• WHAT THE EXERCISE ASKS
Below is a set of records; restate each one word for word.

• INFORMATION SUPPLIED

** begin **

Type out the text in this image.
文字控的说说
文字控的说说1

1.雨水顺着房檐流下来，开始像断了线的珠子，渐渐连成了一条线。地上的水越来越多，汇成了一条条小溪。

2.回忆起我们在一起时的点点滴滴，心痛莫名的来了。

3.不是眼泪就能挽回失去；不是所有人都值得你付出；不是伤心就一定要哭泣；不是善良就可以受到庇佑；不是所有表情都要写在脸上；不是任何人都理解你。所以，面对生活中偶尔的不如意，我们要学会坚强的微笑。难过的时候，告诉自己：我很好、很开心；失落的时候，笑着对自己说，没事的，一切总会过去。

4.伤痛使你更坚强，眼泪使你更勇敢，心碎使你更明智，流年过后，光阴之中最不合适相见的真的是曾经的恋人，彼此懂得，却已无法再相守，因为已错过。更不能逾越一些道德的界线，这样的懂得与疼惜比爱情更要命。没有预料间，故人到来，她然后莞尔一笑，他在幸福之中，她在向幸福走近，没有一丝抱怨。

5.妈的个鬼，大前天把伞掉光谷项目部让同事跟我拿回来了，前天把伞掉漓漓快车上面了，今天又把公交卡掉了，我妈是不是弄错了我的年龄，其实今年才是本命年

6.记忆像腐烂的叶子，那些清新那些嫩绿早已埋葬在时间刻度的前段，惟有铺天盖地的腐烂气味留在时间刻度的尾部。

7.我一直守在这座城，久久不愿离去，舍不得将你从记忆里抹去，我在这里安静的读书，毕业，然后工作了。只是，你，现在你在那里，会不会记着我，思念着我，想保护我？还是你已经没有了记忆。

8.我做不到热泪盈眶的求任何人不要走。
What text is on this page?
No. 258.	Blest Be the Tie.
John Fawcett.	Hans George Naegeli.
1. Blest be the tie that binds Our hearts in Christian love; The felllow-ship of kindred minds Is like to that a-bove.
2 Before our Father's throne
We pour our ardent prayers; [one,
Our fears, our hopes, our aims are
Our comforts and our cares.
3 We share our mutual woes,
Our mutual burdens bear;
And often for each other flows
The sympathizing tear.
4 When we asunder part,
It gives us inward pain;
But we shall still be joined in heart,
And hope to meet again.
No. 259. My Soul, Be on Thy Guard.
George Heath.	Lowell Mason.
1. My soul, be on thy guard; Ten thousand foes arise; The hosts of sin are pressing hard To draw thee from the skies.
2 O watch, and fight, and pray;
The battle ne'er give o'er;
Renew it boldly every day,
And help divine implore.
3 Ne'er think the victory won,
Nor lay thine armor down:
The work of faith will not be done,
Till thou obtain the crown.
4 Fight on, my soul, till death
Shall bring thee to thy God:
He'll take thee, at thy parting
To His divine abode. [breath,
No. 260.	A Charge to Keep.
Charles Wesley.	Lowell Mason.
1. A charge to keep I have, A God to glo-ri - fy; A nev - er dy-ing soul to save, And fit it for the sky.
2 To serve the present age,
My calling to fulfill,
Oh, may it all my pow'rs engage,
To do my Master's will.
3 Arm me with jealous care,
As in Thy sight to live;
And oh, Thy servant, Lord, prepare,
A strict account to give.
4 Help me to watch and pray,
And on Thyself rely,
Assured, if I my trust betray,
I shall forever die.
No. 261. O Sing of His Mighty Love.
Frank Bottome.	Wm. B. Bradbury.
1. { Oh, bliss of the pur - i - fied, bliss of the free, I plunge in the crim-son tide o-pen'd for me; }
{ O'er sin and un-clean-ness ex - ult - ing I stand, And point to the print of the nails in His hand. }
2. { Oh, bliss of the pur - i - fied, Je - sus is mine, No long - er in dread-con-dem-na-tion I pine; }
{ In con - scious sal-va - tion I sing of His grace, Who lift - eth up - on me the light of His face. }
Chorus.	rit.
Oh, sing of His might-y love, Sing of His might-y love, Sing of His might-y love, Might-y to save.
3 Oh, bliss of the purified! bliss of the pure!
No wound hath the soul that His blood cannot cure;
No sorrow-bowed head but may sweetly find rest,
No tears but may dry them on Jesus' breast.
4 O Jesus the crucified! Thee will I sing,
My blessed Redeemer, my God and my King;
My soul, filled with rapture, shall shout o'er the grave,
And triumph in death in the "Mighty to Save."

** end **

• CORRECT OUTPUT
Type out the text in this image.
文字控的说说
文字控的说说1

1.雨水顺着房檐流下来，开始像断了线的珠子，渐渐连成了一条线。地上的水越来越多，汇成了一条条小溪。

2.回忆起我们在一起时的点点滴滴，心痛莫名的来了。

3.不是眼泪就能挽回失去；不是所有人都值得你付出；不是伤心就一定要哭泣；不是善良就可以受到庇佑；不是所有表情都要写在脸上；不是任何人都理解你。所以，面对生活中偶尔的不如意，我们要学会坚强的微笑。难过的时候，告诉自己：我很好、很开心；失落的时候，笑着对自己说，没事的，一切总会过去。

4.伤痛使你更坚强，眼泪使你更勇敢，心碎使你更明智，流年过后，光阴之中最不合适相见的真的是曾经的恋人，彼此懂得，却已无法再相守，因为已错过。更不能逾越一些道德的界线，这样的懂得与疼惜比爱情更要命。没有预料间，故人到来，她然后莞尔一笑，他在幸福之中，她在向幸福走近，没有一丝抱怨。

5.妈的个鬼，大前天把伞掉光谷项目部让同事跟我拿回来了，前天把伞掉漓漓快车上面了，今天又把公交卡掉了，我妈是不是弄错了我的年龄，其实今年才是本命年

6.记忆像腐烂的叶子，那些清新那些嫩绿早已埋葬在时间刻度的前段，惟有铺天盖地的腐烂气味留在时间刻度的尾部。

7.我一直守在这座城，久久不愿离去，舍不得将你从记忆里抹去，我在这里安静的读书，毕业，然后工作了。只是，你，现在你在那里，会不会记着我，思念着我，想保护我？还是你已经没有了记忆。

8.我做不到热泪盈眶的求任何人不要走。
What text is on this page?
No. 258.	Blest Be the Tie.
John Fawcett.	Hans George Naegeli.
1. Blest be the tie that binds Our hearts in Christian love; The felllow-ship of kindred minds Is like to that a-bove.
2 Before our Father's throne
We pour our ardent prayers; [one,
Our fears, our hopes, our aims are
Our comforts and our cares.
3 We share our mutual woes,
Our mutual burdens bear;
And often for each other flows
The sympathizing tear.
4 When we asunder part,
It gives us inward pain;
But we shall still be joined in heart,
And hope to meet again.
No. 259. My Soul, Be on Thy Guard.
George Heath.	Lowell Mason.
1. My soul, be on thy guard; Ten thousand foes arise; The hosts of sin are pressing hard To draw thee from the skies.
2 O watch, and fight, and pray;
The battle ne'er give o'er;
Renew it boldly every day,
And help divine implore.
3 Ne'er think the victory won,
Nor lay thine armor down:
The work of faith will not be done,
Till thou obtain the crown.
4 Fight on, my soul, till death
Shall bring thee to thy God:
He'll take thee, at thy parting
To His divine abode. [breath,
No. 260.	A Charge to Keep.
Charles Wesley.	Lowell Mason.
1. A charge to keep I have, A God to glo-ri - fy; A nev - er dy-ing soul to save, And fit it for the sky.
2 To serve the present age,
My calling to fulfill,
Oh, may it all my pow'rs engage,
To do my Master's will.
3 Arm me with jealous care,
As in Thy sight to live;
And oh, Thy servant, Lord, prepare,
A strict account to give.
4 Help me to watch and pray,
And on Thyself rely,
Assured, if I my trust betray,
I shall forever die.
No. 261. O Sing of His Mighty Love.
Frank Bottome.	Wm. B. Bradbury.
1. { Oh, bliss of the pur - i - fied, bliss of the free, I plunge in the crim-son tide o-pen'd for me; }
{ O'er sin and un-clean-ness ex - ult - ing I stand, And point to the print of the nails in His hand. }
2. { Oh, bliss of the pur - i - fied, Je - sus is mine, No long - er in dread-con-dem-na-tion I pine; }
{ In con - scious sal-va - tion I sing of His grace, Who lift - eth up - on me the light of His face. }
Chorus.	rit.
Oh, sing of His might-y love, Sing of His might-y love, Sing of His might-y love, Might-y to save.
3 Oh, bliss of the purified! bliss of the pure!
No wound hath the soul that His blood cannot cure;
No sorrow-bowed head but may sweetly find rest,
No tears but may dry them on Jesus' breast.
4 O Jesus the crucified! Thee will I sing,
My blessed Redeemer, my God and my King;
My soul, filled with rapture, shall shout o'er the grave,
And triumph in death in the "Mighty to Save."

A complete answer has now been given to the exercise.